Directive: Write out the listing below again, precisely as it is given.

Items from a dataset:

──────

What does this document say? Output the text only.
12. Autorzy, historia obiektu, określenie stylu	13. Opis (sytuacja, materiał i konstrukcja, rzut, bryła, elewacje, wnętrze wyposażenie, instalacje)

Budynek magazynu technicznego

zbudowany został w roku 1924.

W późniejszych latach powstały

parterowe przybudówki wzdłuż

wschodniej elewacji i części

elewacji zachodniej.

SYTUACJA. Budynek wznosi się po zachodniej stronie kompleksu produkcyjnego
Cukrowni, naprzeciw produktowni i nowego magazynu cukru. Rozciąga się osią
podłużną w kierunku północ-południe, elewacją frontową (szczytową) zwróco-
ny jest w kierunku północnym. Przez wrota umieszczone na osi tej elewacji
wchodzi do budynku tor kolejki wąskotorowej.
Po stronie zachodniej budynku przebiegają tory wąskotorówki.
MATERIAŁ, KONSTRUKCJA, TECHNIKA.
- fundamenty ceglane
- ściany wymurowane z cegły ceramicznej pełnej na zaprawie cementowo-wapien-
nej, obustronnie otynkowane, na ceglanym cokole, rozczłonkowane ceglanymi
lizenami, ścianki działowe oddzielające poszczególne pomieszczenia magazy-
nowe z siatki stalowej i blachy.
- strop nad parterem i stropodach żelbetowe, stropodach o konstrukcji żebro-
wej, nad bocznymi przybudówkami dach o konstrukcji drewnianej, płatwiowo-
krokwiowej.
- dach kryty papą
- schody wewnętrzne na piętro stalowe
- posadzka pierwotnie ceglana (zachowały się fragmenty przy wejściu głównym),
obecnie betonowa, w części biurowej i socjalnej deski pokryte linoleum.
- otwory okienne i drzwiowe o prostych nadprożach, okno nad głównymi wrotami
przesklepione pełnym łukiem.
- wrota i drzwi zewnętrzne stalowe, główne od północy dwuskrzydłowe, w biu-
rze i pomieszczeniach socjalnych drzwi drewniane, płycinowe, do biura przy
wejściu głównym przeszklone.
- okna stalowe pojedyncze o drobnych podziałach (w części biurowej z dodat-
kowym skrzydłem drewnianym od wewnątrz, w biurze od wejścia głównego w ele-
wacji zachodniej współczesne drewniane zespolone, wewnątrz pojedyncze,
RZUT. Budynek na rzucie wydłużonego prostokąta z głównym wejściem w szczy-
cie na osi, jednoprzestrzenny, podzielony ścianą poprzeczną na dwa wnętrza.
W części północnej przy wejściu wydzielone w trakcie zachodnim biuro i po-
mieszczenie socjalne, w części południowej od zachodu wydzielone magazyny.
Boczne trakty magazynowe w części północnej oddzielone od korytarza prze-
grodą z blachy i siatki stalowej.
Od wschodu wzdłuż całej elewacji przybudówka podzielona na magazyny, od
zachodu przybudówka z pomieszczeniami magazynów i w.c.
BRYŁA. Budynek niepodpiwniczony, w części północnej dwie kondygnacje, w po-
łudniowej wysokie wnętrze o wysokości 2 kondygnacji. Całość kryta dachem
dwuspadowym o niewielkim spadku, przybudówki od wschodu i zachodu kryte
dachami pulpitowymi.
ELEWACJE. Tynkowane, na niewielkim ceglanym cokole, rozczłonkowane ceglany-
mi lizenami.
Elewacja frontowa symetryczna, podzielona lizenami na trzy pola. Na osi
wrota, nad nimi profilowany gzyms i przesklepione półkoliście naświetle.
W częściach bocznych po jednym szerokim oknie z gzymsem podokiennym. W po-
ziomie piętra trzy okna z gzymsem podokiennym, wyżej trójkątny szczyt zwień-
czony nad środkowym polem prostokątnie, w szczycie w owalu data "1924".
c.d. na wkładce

──────

Written answer:
What does this document say? Output the text only.
12. Autorzy, historia obiektu, określenie stylu	13. Opis (sytuacja, materiał i konstrukcja, rzut, bryła, elewacje, wnętrze wyposażenie, instalacje)

Budynek magazynu technicznego

zbudowany został w roku 1924.

W późniejszych latach powstały

parterowe przybudówki wzdłuż

wschodniej elewacji i części

elewacji zachodniej.

SYTUACJA. Budynek wznosi się po zachodniej stronie kompleksu produkcyjnego
Cukrowni, naprzeciw produktowni i nowego magazynu cukru. Rozciąga się osią
podłużną w kierunku północ-południe, elewacją frontową (szczytową) zwróco-
ny jest w kierunku północnym. Przez wrota umieszczone na osi tej elewacji
wchodzi do budynku tor kolejki wąskotorowej.
Po stronie zachodniej budynku przebiegają tory wąskotorówki.
MATERIAŁ, KONSTRUKCJA, TECHNIKA.
- fundamenty ceglane
- ściany wymurowane z cegły ceramicznej pełnej na zaprawie cementowo-wapien-
nej, obustronnie otynkowane, na ceglanym cokole, rozczłonkowane ceglanymi
lizenami, ścianki działowe oddzielające poszczególne pomieszczenia magazy-
nowe z siatki stalowej i blachy.
- strop nad parterem i stropodach żelbetowe, stropodach o konstrukcji żebro-
wej, nad bocznymi przybudówkami dach o konstrukcji drewnianej, płatwiowo-
krokwiowej.
- dach kryty papą
- schody wewnętrzne na piętro stalowe
- posadzka pierwotnie ceglana (zachowały się fragmenty przy wejściu głównym),
obecnie betonowa, w części biurowej i socjalnej deski pokryte linoleum.
- otwory okienne i drzwiowe o prostych nadprożach, okno nad głównymi wrotami
przesklepione pełnym łukiem.
- wrota i drzwi zewnętrzne stalowe, główne od północy dwuskrzydłowe, w biu-
rze i pomieszczeniach socjalnych drzwi drewniane, płycinowe, do biura przy
wejściu głównym przeszklone.
- okna stalowe pojedyncze o drobnych podziałach (w części biurowej z dodat-
kowym skrzydłem drewnianym od wewnątrz, w biurze od wejścia głównego w ele-
wacji zachodniej współczesne drewniane zespolone, wewnątrz pojedyncze,
RZUT. Budynek na rzucie wydłużonego prostokąta z głównym wejściem w szczy-
cie na osi, jednoprzestrzenny, podzielony ścianą poprzeczną na dwa wnętrza.
W części północnej przy wejściu wydzielone w trakcie zachodnim biuro i po-
mieszczenie socjalne, w części południowej od zachodu wydzielone magazyny.
Boczne trakty magazynowe w części północnej oddzielone od korytarza prze-
grodą z blachy i siatki stalowej.
Od wschodu wzdłuż całej elewacji przybudówka podzielona na magazyny, od
zachodu przybudówka z pomieszczeniami magazynów i w.c.
BRYŁA. Budynek niepodpiwniczony, w części północnej dwie kondygnacje, w po-
łudniowej wysokie wnętrze o wysokości 2 kondygnacji. Całość kryta dachem
dwuspadowym o niewielkim spadku, przybudówki od wschodu i zachodu kryte
dachami pulpitowymi.
ELEWACJE. Tynkowane, na niewielkim ceglanym cokole, rozczłonkowane ceglany-
mi lizenami.
Elewacja frontowa symetryczna, podzielona lizenami na trzy pola. Na osi
wrota, nad nimi profilowany gzyms i przesklepione półkoliście naświetle.
W częściach bocznych po jednym szerokim oknie z gzymsem podokiennym. W po-
ziomie piętra trzy okna z gzymsem podokiennym, wyżej trójkątny szczyt zwień-
czony nad środkowym polem prostokątnie, w szczycie w owalu data "1924".
c.d. na wkładce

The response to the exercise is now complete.